[Exercise material]:
* begin *
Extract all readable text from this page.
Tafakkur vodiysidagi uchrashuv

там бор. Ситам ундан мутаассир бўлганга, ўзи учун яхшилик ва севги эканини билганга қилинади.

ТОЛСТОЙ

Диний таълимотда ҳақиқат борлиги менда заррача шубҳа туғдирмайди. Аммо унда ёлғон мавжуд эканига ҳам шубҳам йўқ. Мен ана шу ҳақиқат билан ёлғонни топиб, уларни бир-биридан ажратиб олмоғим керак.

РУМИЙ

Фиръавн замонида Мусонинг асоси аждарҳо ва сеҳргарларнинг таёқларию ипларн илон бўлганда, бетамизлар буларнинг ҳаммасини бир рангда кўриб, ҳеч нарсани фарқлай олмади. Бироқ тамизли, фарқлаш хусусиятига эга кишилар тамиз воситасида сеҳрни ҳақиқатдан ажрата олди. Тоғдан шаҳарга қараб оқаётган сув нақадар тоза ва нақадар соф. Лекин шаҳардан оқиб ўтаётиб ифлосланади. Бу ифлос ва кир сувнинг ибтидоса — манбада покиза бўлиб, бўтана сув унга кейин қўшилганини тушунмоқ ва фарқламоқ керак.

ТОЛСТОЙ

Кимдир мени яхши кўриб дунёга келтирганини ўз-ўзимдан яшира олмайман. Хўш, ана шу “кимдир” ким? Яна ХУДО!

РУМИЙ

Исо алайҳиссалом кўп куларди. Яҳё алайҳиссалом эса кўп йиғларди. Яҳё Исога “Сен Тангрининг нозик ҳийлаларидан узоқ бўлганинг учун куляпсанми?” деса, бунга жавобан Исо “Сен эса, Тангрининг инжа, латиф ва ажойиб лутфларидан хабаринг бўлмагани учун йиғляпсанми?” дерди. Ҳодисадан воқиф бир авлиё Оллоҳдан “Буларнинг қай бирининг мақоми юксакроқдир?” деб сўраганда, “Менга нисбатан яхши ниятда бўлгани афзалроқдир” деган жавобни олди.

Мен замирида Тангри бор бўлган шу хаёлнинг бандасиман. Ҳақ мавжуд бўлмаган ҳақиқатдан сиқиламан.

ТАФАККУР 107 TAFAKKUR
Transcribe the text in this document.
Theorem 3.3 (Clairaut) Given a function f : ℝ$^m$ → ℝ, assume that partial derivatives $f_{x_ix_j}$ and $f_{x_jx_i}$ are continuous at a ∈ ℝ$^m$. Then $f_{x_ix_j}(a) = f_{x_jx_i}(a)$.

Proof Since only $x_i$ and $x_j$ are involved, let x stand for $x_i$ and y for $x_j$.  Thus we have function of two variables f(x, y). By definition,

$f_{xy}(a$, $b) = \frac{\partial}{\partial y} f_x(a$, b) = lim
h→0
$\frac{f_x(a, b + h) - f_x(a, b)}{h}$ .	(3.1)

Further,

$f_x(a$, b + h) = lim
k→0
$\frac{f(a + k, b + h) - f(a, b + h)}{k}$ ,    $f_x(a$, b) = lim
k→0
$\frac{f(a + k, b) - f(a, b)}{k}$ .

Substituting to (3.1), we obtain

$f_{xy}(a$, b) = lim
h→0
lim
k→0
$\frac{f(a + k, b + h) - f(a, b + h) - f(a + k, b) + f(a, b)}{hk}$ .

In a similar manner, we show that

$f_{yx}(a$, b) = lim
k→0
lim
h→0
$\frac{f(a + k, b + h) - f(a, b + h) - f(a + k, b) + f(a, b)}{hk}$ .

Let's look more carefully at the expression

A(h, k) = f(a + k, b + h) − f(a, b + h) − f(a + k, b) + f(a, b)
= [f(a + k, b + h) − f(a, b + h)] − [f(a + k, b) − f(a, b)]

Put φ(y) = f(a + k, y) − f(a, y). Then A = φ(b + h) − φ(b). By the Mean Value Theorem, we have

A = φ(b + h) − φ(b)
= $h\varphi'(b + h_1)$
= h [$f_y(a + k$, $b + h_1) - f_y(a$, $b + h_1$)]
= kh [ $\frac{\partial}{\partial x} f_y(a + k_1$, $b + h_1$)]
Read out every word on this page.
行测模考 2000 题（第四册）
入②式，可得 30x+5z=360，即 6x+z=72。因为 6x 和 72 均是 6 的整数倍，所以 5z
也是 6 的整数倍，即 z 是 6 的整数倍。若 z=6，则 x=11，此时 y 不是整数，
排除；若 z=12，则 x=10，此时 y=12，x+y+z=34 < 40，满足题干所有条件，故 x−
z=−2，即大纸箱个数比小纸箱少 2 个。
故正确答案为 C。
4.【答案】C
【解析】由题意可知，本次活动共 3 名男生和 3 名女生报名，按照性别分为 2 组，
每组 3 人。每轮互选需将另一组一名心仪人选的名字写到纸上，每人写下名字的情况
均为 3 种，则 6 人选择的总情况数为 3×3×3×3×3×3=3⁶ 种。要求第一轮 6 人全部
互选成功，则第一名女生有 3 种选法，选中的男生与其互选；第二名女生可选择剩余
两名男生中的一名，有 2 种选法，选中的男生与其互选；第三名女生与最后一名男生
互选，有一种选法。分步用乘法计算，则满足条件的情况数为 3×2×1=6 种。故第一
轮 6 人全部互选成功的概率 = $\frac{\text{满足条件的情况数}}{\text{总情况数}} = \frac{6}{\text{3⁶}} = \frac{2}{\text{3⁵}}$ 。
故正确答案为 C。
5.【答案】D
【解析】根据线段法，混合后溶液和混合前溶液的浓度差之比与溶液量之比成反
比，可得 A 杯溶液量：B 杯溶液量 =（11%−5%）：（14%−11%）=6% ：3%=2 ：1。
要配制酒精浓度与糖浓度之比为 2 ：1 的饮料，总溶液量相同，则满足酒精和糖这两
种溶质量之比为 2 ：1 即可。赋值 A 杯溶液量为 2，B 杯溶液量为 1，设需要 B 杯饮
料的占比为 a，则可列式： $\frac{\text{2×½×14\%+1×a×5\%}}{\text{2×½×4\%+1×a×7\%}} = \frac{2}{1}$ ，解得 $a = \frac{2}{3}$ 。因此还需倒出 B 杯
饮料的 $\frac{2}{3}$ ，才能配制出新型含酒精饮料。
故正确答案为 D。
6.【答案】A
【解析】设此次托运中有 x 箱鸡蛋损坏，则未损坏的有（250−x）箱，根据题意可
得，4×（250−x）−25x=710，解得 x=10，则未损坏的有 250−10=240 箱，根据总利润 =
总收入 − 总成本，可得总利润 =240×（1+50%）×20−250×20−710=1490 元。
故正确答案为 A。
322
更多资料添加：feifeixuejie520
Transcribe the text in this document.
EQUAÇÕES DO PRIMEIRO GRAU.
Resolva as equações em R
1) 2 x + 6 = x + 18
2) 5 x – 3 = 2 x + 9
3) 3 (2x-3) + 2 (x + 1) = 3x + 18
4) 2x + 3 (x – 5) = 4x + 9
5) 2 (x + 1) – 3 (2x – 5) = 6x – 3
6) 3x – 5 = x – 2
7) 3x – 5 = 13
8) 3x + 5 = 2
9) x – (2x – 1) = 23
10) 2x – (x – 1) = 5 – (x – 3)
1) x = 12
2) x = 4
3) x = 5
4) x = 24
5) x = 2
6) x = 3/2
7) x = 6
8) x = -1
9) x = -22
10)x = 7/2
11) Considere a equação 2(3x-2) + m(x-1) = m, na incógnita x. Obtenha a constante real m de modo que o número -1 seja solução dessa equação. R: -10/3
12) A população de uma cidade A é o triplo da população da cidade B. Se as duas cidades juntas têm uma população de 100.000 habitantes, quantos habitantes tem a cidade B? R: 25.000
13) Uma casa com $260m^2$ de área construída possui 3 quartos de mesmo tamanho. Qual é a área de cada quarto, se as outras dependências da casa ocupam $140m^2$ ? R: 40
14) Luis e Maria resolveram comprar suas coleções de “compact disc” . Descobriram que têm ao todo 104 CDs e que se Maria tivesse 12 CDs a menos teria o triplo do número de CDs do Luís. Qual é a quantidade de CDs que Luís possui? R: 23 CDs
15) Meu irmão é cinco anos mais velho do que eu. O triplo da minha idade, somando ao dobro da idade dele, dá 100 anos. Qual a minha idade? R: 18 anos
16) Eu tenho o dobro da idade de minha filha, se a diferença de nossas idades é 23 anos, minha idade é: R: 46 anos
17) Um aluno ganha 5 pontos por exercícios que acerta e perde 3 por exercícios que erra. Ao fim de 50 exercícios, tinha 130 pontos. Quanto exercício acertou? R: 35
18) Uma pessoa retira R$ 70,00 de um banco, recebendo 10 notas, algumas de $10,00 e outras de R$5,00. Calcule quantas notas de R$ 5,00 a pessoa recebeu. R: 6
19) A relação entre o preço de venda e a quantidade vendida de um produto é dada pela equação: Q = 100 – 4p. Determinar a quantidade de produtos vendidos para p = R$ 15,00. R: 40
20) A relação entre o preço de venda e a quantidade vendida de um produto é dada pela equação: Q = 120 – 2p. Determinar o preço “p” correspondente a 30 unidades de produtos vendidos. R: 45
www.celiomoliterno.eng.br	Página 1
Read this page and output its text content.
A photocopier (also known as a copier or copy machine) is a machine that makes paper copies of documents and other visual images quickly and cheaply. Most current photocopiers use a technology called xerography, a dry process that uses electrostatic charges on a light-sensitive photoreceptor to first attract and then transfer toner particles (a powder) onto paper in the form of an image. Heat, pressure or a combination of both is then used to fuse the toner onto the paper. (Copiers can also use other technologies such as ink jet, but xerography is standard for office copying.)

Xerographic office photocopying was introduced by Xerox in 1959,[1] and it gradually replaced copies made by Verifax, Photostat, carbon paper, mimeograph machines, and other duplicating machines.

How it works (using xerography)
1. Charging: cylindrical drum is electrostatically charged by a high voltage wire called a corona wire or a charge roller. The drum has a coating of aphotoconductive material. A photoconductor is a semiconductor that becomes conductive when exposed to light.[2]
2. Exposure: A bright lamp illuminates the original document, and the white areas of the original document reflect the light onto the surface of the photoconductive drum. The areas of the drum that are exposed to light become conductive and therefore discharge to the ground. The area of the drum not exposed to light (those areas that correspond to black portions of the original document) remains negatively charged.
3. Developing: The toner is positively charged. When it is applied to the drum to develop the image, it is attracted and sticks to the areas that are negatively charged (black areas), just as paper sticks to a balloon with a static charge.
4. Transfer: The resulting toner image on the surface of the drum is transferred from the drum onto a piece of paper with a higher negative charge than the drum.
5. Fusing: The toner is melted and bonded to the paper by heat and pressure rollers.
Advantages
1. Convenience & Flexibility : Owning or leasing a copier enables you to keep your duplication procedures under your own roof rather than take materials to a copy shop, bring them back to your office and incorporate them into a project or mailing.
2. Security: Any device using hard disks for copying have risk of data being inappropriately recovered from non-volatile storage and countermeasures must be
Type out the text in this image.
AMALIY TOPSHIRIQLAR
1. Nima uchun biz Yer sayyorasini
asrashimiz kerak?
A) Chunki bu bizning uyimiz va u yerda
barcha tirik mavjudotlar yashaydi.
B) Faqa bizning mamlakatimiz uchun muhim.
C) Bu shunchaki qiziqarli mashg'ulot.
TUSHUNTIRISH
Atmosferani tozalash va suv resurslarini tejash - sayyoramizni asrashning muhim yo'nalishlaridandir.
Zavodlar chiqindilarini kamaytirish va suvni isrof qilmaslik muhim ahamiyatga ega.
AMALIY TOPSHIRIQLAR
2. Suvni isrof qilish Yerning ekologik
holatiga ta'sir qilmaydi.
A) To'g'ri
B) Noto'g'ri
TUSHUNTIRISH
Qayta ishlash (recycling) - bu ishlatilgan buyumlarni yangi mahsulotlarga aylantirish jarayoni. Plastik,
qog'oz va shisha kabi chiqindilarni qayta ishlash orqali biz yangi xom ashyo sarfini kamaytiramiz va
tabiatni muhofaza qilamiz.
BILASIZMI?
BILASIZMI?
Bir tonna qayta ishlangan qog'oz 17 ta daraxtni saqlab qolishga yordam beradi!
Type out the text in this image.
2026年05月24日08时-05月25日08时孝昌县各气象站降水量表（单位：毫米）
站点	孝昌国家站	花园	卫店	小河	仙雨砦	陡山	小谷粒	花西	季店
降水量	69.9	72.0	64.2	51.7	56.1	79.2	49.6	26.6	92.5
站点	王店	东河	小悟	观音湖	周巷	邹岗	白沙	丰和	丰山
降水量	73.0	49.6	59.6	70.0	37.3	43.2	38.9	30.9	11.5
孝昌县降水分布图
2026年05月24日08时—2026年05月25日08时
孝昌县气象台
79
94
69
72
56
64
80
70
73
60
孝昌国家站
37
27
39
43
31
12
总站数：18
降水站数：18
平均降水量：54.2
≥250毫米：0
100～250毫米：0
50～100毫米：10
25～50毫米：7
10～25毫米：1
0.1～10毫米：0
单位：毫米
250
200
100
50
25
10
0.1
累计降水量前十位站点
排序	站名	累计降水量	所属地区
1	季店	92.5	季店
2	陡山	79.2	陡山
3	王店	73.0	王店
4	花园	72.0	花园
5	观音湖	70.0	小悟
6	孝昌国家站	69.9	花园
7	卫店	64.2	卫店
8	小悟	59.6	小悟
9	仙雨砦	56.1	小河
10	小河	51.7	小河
* end *
[Instructions to follow]:
Say how many lines in the entries contain the string "孝昌国家站", and leave out everything else.

[Expected output]:
3